**Requirement**: How many lines of the entries below include the word "houses"? Answer with the number alone.

Records from a collection of figures:

....

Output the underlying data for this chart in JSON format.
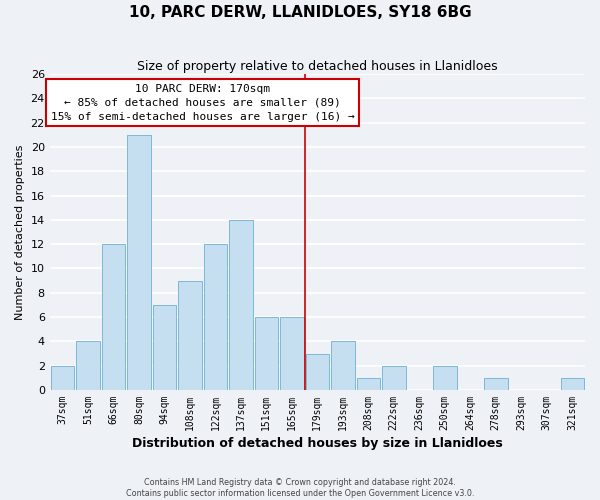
{
  "title": "10, PARC DERW, LLANIDLOES, SY18 6BG",
  "subtitle": "Size of property relative to detached houses in Llanidloes",
  "xlabel": "Distribution of detached houses by size in Llanidloes",
  "ylabel": "Number of detached properties",
  "bar_labels": [
    "37sqm",
    "51sqm",
    "66sqm",
    "80sqm",
    "94sqm",
    "108sqm",
    "122sqm",
    "137sqm",
    "151sqm",
    "165sqm",
    "179sqm",
    "193sqm",
    "208sqm",
    "222sqm",
    "236sqm",
    "250sqm",
    "264sqm",
    "278sqm",
    "293sqm",
    "307sqm",
    "321sqm"
  ],
  "bar_values": [
    2,
    4,
    12,
    21,
    7,
    9,
    12,
    14,
    6,
    6,
    3,
    4,
    1,
    2,
    0,
    2,
    0,
    1,
    0,
    0,
    1
  ],
  "bar_color": "#c5dff0",
  "bar_edge_color": "#7db8d8",
  "ylim": [
    0,
    26
  ],
  "yticks": [
    0,
    2,
    4,
    6,
    8,
    10,
    12,
    14,
    16,
    18,
    20,
    22,
    24,
    26
  ],
  "vline_x": 9.5,
  "vline_color": "#cc0000",
  "annotation_title": "10 PARC DERW: 170sqm",
  "annotation_line1": "← 85% of detached houses are smaller (89)",
  "annotation_line2": "15% of semi-detached houses are larger (16) →",
  "annotation_box_color": "#ffffff",
  "annotation_box_edge": "#cc0000",
  "footer1": "Contains HM Land Registry data © Crown copyright and database right 2024.",
  "footer2": "Contains public sector information licensed under the Open Government Licence v3.0.",
  "background_color": "#eef2f7",
  "grid_color": "#ffffff",
  "plot_bg_color": "#eef2f7"
}
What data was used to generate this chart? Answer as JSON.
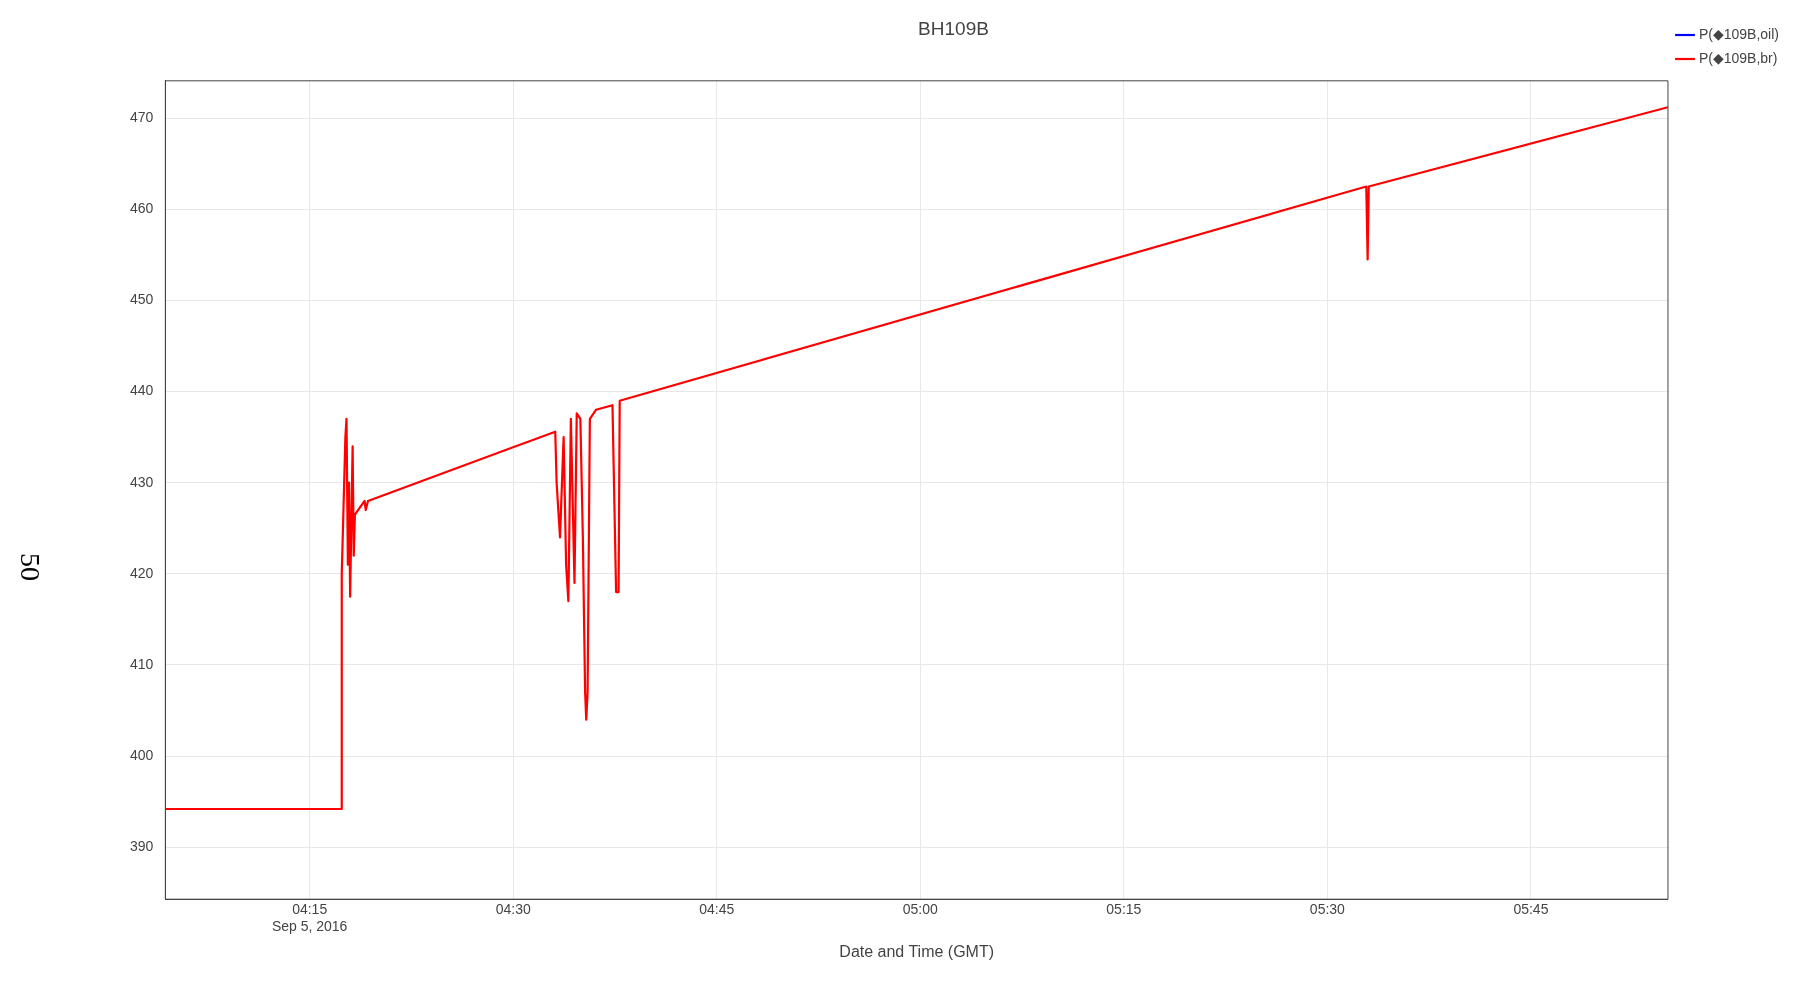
{
  "chart_data": {
    "type": "line",
    "title": "BH109B",
    "xlabel": "Date and Time (GMT)",
    "annotations": [
      "50"
    ],
    "x": [
      "2016-09-05T04:04:22",
      "2016-09-05T04:17:22",
      "2016-09-05T04:17:22",
      "2016-09-05T04:17:38",
      "2016-09-05T04:17:43",
      "2016-09-05T04:17:49",
      "2016-09-05T04:17:54",
      "2016-09-05T04:17:59",
      "2016-09-05T04:18:10",
      "2016-09-05T04:18:15",
      "2016-09-05T04:18:20",
      "2016-09-05T04:19:03",
      "2016-09-05T04:19:08",
      "2016-09-05T04:19:18",
      "2016-09-05T04:33:06",
      "2016-09-05T04:33:12",
      "2016-09-05T04:33:27",
      "2016-09-05T04:33:43",
      "2016-09-05T04:33:54",
      "2016-09-05T04:34:04",
      "2016-09-05T04:34:15",
      "2016-09-05T04:34:31",
      "2016-09-05T04:34:41",
      "2016-09-05T04:34:57",
      "2016-09-05T04:35:08",
      "2016-09-05T04:35:18",
      "2016-09-05T04:35:23",
      "2016-09-05T04:35:29",
      "2016-09-05T04:35:39",
      "2016-09-05T04:36:06",
      "2016-09-05T04:37:19",
      "2016-09-05T04:37:35",
      "2016-09-05T04:37:46",
      "2016-09-05T04:37:51",
      "2016-09-05T05:32:52",
      "2016-09-05T05:32:58",
      "2016-09-05T05:33:03",
      "2016-09-05T05:55:06"
    ],
    "series": [
      {
        "name": "P(◆109B,oil)",
        "color": "#0000ff",
        "values": [
          null,
          null,
          null,
          null,
          null,
          null,
          null,
          null,
          null,
          null,
          null,
          null,
          null,
          null,
          null,
          null,
          null,
          null,
          null,
          null,
          null,
          null,
          null,
          null,
          null,
          null,
          null,
          null,
          null,
          null,
          null,
          null,
          null,
          null,
          null,
          null,
          null,
          null
        ]
      },
      {
        "name": "P(◆109B,br)",
        "color": "#ff0000",
        "values": [
          394.2,
          394.2,
          420,
          435,
          437,
          421,
          430,
          417.5,
          434,
          422,
          426.5,
          428,
          427,
          428,
          435.6,
          430,
          424,
          435,
          421,
          417,
          437,
          419,
          437.6,
          437,
          424,
          407,
          404,
          407,
          437,
          438,
          438.5,
          418,
          418,
          439,
          462.5,
          454.5,
          462.5,
          471.2
        ]
      }
    ],
    "xlim": [
      "2016-09-05T04:04:22",
      "2016-09-05T05:55:06"
    ],
    "xticks": [
      {
        "value": "2016-09-05T04:15",
        "label": "04:15\nSep 5, 2016"
      },
      {
        "value": "2016-09-05T04:30",
        "label": "04:30"
      },
      {
        "value": "2016-09-05T04:45",
        "label": "04:45"
      },
      {
        "value": "2016-09-05T05:00",
        "label": "05:00"
      },
      {
        "value": "2016-09-05T05:15",
        "label": "05:15"
      },
      {
        "value": "2016-09-05T05:30",
        "label": "05:30"
      },
      {
        "value": "2016-09-05T05:45",
        "label": "05:45"
      }
    ],
    "ylim": [
      384.3,
      474.1
    ],
    "yticks": [
      390,
      400,
      410,
      420,
      430,
      440,
      450,
      460,
      470
    ],
    "grid": true,
    "legend": "top right",
    "line_style": "solid",
    "marker": "none"
  }
}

....

**Worked solution**: 4